> [GIVEN DATA]:
** START **
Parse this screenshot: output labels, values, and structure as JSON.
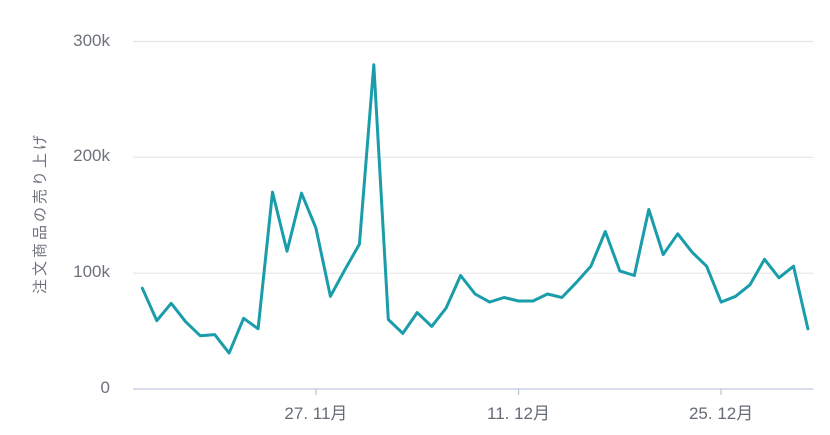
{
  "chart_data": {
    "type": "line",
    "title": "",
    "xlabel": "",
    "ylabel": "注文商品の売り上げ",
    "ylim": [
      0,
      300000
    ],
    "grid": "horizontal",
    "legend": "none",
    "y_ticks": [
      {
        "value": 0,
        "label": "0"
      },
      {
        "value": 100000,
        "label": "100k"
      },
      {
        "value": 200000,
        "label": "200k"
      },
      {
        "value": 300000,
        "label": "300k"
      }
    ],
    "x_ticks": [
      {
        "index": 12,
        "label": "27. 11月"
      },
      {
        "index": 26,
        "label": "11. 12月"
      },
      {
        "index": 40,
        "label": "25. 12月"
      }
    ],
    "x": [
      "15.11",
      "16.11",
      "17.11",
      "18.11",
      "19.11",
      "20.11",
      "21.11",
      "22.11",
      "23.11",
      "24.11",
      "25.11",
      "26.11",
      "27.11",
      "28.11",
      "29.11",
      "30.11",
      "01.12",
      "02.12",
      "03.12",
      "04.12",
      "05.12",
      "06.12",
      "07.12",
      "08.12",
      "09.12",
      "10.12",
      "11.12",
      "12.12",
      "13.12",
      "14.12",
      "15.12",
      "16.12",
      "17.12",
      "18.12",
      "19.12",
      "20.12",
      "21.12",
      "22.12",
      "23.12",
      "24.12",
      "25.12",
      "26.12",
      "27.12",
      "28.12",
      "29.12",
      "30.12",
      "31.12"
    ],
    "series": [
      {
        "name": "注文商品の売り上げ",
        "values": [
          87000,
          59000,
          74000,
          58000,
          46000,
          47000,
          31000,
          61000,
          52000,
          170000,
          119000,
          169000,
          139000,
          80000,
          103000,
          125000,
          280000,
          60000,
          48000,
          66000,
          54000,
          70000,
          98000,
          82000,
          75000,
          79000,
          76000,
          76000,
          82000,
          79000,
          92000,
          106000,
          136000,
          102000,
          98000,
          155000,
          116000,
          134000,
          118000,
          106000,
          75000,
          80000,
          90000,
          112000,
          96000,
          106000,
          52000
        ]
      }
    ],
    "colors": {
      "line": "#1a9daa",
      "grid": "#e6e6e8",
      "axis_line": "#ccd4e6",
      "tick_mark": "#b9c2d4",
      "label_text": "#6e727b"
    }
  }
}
** END **
> [BRIEF]: Copy out the listing exactly as it stands, but not the pictures.

> [RESPONSE]:
Parse this screenshot: output labels, values, and structure as JSON.
{
  "chart_data": {
    "type": "line",
    "title": "",
    "xlabel": "",
    "ylabel": "注文商品の売り上げ",
    "ylim": [
      0,
      300000
    ],
    "grid": "horizontal",
    "legend": "none",
    "y_ticks": [
      {
        "value": 0,
        "label": "0"
      },
      {
        "value": 100000,
        "label": "100k"
      },
      {
        "value": 200000,
        "label": "200k"
      },
      {
        "value": 300000,
        "label": "300k"
      }
    ],
    "x_ticks": [
      {
        "index": 12,
        "label": "27. 11月"
      },
      {
        "index": 26,
        "label": "11. 12月"
      },
      {
        "index": 40,
        "label": "25. 12月"
      }
    ],
    "x": [
      "15.11",
      "16.11",
      "17.11",
      "18.11",
      "19.11",
      "20.11",
      "21.11",
      "22.11",
      "23.11",
      "24.11",
      "25.11",
      "26.11",
      "27.11",
      "28.11",
      "29.11",
      "30.11",
      "01.12",
      "02.12",
      "03.12",
      "04.12",
      "05.12",
      "06.12",
      "07.12",
      "08.12",
      "09.12",
      "10.12",
      "11.12",
      "12.12",
      "13.12",
      "14.12",
      "15.12",
      "16.12",
      "17.12",
      "18.12",
      "19.12",
      "20.12",
      "21.12",
      "22.12",
      "23.12",
      "24.12",
      "25.12",
      "26.12",
      "27.12",
      "28.12",
      "29.12",
      "30.12",
      "31.12"
    ],
    "series": [
      {
        "name": "注文商品の売り上げ",
        "values": [
          87000,
          59000,
          74000,
          58000,
          46000,
          47000,
          31000,
          61000,
          52000,
          170000,
          119000,
          169000,
          139000,
          80000,
          103000,
          125000,
          280000,
          60000,
          48000,
          66000,
          54000,
          70000,
          98000,
          82000,
          75000,
          79000,
          76000,
          76000,
          82000,
          79000,
          92000,
          106000,
          136000,
          102000,
          98000,
          155000,
          116000,
          134000,
          118000,
          106000,
          75000,
          80000,
          90000,
          112000,
          96000,
          106000,
          52000
        ]
      }
    ],
    "colors": {
      "line": "#1a9daa",
      "grid": "#e6e6e8",
      "axis_line": "#ccd4e6",
      "tick_mark": "#b9c2d4",
      "label_text": "#6e727b"
    }
  }
}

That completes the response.